• _WHAT THIS TASK INVOLVES_
Scan the listing and work out how many lines contain the word "Água". Nothing but the number should be given.

Records excerpted from a collection
= = = = = = =

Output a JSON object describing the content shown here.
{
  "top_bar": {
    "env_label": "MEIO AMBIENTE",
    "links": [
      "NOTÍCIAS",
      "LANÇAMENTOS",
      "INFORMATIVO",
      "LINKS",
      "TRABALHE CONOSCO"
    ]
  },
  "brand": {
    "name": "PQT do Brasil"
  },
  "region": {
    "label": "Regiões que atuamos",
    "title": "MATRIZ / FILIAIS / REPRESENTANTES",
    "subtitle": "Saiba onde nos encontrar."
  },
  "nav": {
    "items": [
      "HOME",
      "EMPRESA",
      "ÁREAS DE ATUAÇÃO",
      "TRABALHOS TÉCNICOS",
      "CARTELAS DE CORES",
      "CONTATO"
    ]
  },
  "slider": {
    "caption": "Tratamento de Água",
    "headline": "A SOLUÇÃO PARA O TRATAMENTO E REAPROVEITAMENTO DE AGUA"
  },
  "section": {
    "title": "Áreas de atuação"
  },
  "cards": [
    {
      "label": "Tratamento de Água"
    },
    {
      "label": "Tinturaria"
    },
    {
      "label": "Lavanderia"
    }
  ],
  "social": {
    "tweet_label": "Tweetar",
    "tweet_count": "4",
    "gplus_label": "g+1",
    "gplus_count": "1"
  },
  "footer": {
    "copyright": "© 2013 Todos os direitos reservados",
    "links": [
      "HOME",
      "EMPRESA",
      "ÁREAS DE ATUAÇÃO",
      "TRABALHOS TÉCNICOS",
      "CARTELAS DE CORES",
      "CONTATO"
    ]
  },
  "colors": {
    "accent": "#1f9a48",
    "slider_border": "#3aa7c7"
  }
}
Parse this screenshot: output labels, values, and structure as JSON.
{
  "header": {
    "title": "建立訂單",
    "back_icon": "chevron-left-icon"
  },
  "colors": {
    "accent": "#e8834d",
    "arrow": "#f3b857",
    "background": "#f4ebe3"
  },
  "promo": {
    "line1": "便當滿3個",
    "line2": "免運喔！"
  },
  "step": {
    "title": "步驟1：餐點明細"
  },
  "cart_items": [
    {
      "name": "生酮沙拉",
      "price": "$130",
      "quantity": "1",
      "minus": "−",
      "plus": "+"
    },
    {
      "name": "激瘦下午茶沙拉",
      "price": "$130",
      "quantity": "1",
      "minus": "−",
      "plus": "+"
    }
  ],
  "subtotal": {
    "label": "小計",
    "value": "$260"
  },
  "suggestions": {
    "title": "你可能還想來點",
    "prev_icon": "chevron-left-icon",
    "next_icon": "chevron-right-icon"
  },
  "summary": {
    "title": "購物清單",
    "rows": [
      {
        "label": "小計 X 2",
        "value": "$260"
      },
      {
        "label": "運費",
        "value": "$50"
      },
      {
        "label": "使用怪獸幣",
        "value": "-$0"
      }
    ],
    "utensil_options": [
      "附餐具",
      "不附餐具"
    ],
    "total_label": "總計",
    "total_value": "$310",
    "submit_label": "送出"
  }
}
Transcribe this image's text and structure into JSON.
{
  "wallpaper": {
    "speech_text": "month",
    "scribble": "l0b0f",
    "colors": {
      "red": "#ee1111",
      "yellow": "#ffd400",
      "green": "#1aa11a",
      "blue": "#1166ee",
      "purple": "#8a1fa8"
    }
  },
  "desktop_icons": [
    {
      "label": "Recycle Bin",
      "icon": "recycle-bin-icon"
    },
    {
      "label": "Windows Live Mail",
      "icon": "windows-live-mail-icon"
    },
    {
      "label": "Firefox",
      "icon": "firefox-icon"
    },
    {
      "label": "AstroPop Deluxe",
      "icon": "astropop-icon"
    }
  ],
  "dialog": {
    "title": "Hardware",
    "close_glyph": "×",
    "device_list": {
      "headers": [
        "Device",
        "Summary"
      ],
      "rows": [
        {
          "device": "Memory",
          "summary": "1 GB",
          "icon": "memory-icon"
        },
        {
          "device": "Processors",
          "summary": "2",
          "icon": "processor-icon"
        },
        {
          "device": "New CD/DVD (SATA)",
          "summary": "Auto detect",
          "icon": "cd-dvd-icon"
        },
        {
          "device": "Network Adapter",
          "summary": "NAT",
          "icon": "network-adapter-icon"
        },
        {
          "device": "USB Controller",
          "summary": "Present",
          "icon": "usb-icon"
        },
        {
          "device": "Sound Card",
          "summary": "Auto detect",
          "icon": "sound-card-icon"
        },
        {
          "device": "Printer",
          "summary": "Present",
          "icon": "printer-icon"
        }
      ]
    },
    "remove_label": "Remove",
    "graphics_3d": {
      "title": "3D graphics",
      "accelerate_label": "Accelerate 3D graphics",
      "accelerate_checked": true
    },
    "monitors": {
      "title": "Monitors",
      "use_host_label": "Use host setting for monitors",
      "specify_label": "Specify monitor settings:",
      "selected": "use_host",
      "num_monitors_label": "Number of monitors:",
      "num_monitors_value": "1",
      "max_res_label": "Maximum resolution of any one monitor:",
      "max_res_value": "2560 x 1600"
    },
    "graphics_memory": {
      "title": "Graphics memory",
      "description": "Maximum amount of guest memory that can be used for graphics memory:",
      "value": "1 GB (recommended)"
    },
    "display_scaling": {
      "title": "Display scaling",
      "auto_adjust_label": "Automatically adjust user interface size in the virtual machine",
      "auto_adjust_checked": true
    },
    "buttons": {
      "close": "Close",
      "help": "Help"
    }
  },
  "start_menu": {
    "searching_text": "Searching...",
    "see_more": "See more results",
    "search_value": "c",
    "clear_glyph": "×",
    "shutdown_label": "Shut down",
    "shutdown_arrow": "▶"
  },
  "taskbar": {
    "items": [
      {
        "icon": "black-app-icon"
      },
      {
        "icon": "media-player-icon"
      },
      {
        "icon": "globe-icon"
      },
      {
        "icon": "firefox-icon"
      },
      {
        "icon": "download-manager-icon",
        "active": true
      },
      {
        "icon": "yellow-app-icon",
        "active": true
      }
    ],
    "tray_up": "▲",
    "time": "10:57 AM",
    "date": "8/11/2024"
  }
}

= = = = = = =

• _ANSWER TO THE PROBLEM_
2